Data records

________________

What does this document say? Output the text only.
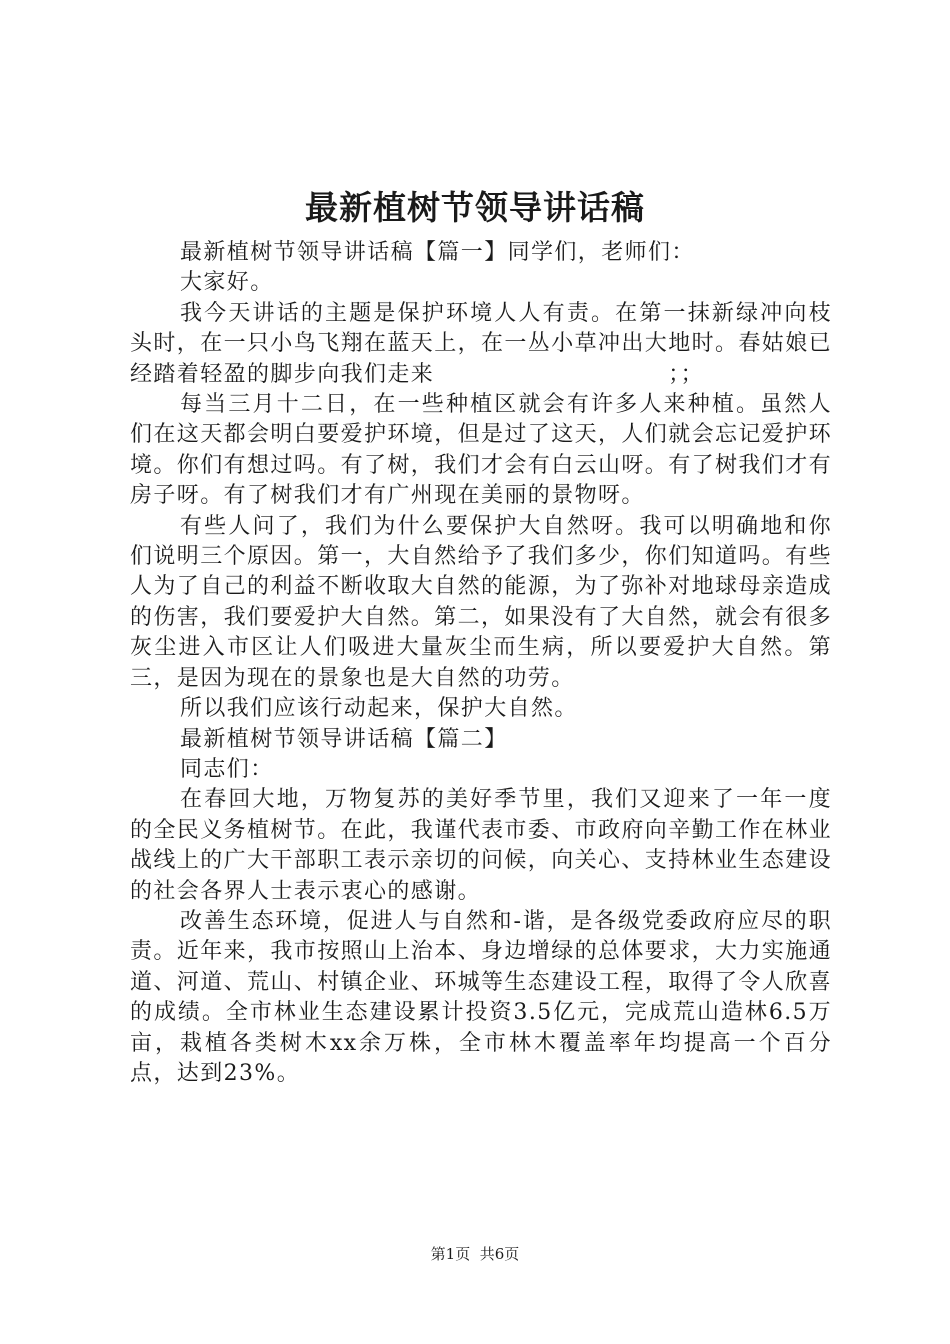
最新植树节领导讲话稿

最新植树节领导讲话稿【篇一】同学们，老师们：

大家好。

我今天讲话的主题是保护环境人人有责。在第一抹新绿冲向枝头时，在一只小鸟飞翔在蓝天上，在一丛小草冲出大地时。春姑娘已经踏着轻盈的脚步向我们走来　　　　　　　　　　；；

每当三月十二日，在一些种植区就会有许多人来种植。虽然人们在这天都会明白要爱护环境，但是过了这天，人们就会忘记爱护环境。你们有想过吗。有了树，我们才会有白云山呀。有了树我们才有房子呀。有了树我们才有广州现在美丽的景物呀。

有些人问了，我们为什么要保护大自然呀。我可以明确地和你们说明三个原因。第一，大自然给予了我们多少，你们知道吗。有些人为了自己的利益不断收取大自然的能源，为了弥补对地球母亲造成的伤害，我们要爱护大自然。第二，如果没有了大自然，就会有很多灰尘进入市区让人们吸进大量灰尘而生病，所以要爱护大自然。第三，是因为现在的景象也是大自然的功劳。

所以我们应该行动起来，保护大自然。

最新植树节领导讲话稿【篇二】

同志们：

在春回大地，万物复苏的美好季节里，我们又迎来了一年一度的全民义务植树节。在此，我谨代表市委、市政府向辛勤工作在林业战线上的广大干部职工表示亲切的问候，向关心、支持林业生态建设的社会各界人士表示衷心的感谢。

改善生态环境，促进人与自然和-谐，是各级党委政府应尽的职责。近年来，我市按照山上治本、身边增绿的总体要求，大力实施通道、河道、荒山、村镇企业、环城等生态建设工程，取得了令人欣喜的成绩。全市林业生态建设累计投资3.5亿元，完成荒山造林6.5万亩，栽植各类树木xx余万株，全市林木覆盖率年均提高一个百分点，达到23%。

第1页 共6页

________________

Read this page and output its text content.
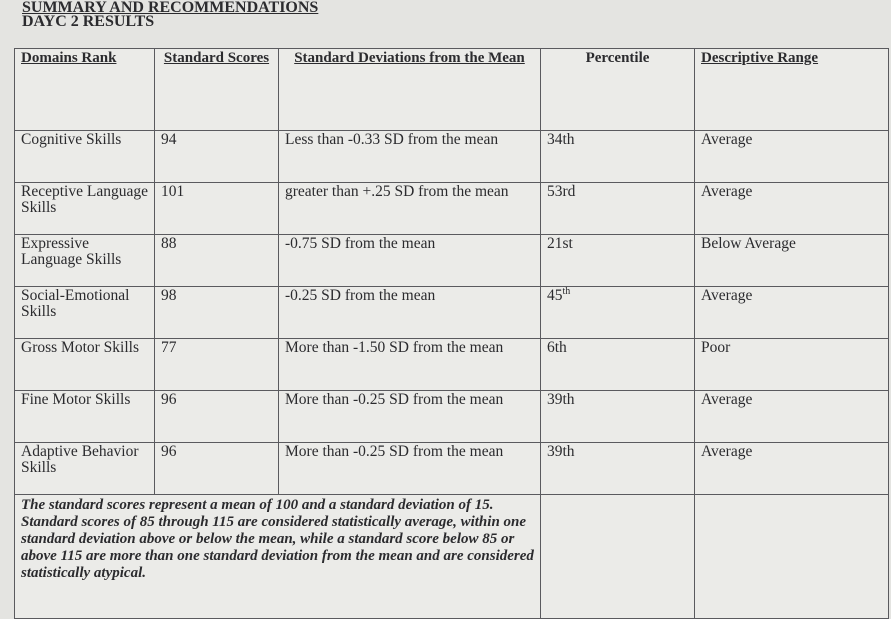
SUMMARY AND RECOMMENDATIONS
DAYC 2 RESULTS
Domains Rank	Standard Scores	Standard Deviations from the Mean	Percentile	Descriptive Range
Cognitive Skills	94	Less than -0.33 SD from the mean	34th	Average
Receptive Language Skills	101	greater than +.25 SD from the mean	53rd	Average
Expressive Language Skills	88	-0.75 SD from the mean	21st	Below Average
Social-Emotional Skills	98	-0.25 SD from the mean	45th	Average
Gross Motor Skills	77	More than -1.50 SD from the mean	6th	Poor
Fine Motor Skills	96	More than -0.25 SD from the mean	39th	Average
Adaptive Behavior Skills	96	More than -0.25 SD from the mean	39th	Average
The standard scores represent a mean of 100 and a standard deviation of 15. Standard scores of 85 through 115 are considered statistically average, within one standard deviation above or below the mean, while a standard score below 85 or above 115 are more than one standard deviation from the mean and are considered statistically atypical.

________________

> **Task requirements**
Pull out every line of the records above that contains the word "this".

> **Answer to the task**
What does this document say? Output the text only.
Read this page and output its text content.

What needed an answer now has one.